■ To be done
Answer these about the slingshot resolutions thread below.
(a) What does Alfred E.M. say is hazardous for him because of his partially impaired right hand?
(b) How many slingshot frames did Jolly Roger have cut out last month, and from what metals?
(c) How many slingshots does treefork aim to give away while out in the field shooting?

# 2018 Slingshot Resolutions



## Alfred E.M. (Jul 5, 2014)

*What are your SS goals/resolutions for this new year? Obviously, everyone wants to improve accuracy.*

*Aside from that, is there a sticking point or problem area you want to overcome? Stating it publicly might strengthen your resolve.*

*I'm determined to find a work around for a partially impaired right hand that makes cutting flat bands with a roller cutter hazardous for me.*


----------



## Jolly Roger (Aug 14, 2017)

My #1 2018 Resolution is to still be here to make Resolutions for 2019.

In the meantime;

Yes increasing my accuracy. How? Maybe shooting only at matches and cards until I light a match or three and cut a few cards in half.

Increasing my shooting frequency and number of shots each session. Already set up lights so I can shoot outside at night

and early morning.

Put the finishing touches on the 30+ steel and aluminum slingshot frames I had cut out last month. Which includes sanding and polishing the edges and powder coating, attaching bands and lanyards. Then giving a few away and selling enough of them to recoup my costs.

Designing a TTF model that I can have cut out and give it a try to see if I want to have them produced. Might do that first with a few board cuts for starters before cutting them out of steel.

wine guzzlers.

Get back in shape. Loose weight. Maybe even get back on my horse who has not been rode since the Chronic Heart Failure hit me in 2014.

Recruit a few locals who might be interested in slingshot shooting on a regular basis.


----------



## treefork (Feb 1, 2010)

To get a least three new people introduced and involved in slingshots and the forum .

Give away at least twelve slingshots while out in the field shooting to people who show a hint of interest .

Focus on the fun aspect of shooting and it's relaxing benifits and less on performance . Back to the pure joy of the shooting experience .


----------



## Alfred E.M. (Jul 5, 2014)

Jolly Roger said:


> My #1 2018 Resolution is to still be here to make Resolutions for 2019.
> 
> In the meantime;
> 
> ...


*Worthy and ambitious goals for sure JR ... wishing you much success.*


----------



## Alfred E.M. (Jul 5, 2014)

treefork said:


> To get a least three new people introduced and involved in slingshots and the forum .
> 
> Give away at least twelve slingshots while out in the field shooting to people who show a hint of interest .
> 
> Focus on the fun aspect of shooting and it's relaxing benifits and less on performance . Back to the pure joy of the shooting experience .

■ Record extracts
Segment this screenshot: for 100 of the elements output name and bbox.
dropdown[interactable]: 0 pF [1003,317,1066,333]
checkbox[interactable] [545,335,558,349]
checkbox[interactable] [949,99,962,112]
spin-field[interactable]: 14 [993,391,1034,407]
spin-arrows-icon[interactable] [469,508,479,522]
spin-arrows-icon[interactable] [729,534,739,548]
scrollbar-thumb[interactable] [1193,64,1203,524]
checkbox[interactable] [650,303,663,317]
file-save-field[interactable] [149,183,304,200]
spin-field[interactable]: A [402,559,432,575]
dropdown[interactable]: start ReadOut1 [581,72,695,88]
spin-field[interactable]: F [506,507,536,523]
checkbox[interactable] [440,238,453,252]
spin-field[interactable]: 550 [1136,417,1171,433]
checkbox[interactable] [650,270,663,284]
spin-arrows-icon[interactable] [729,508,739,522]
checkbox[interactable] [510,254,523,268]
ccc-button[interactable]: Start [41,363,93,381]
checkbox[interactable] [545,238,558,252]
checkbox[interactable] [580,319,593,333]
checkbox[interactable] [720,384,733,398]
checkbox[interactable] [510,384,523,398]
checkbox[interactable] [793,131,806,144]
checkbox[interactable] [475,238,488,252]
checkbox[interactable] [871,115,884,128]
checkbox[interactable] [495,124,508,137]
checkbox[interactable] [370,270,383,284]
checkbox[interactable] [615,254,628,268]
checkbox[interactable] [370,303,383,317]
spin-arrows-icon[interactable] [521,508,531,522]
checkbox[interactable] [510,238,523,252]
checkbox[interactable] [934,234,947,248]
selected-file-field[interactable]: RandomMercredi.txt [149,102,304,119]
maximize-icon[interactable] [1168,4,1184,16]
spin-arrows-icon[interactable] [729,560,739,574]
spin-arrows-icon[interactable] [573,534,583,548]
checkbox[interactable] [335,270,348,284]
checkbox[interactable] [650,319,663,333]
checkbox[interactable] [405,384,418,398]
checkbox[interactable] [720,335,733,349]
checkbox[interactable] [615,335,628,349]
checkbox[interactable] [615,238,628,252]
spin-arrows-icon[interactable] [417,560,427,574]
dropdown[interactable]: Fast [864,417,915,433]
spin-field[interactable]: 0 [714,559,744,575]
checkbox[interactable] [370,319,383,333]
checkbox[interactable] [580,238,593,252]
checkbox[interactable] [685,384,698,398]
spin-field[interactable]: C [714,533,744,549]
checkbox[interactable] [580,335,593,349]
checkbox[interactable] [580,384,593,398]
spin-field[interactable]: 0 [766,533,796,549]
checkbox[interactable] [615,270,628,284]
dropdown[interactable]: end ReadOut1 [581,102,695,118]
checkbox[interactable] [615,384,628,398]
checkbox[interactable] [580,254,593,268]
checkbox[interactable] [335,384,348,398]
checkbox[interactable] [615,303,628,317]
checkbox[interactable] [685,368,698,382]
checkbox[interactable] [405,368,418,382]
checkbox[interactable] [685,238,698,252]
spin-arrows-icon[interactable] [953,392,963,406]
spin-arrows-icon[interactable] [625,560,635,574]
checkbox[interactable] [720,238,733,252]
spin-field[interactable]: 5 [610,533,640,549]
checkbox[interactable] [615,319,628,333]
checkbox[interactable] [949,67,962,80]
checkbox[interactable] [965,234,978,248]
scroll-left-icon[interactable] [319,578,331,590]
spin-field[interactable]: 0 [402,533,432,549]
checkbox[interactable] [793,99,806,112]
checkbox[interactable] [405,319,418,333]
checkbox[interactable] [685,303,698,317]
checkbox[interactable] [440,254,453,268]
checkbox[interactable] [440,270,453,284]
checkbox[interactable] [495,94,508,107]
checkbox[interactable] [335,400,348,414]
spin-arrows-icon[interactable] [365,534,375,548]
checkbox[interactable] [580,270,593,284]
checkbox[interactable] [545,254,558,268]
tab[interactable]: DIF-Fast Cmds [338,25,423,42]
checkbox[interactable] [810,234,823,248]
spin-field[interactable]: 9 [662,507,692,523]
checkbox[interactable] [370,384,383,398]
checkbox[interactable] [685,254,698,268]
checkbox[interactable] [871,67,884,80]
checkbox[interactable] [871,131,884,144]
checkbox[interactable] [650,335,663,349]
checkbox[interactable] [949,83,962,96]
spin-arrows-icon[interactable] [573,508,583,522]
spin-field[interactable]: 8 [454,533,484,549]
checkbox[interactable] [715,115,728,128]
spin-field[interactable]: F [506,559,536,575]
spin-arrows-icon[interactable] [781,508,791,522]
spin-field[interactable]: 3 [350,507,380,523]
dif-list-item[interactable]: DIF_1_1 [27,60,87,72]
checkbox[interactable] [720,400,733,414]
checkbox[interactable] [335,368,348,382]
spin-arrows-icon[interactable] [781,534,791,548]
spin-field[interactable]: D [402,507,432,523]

■ Written solution
(a) Cutting flat bands with a roller cutter.
(b) More than 30 (30+), cut from steel and aluminum.
(c) At least twelve.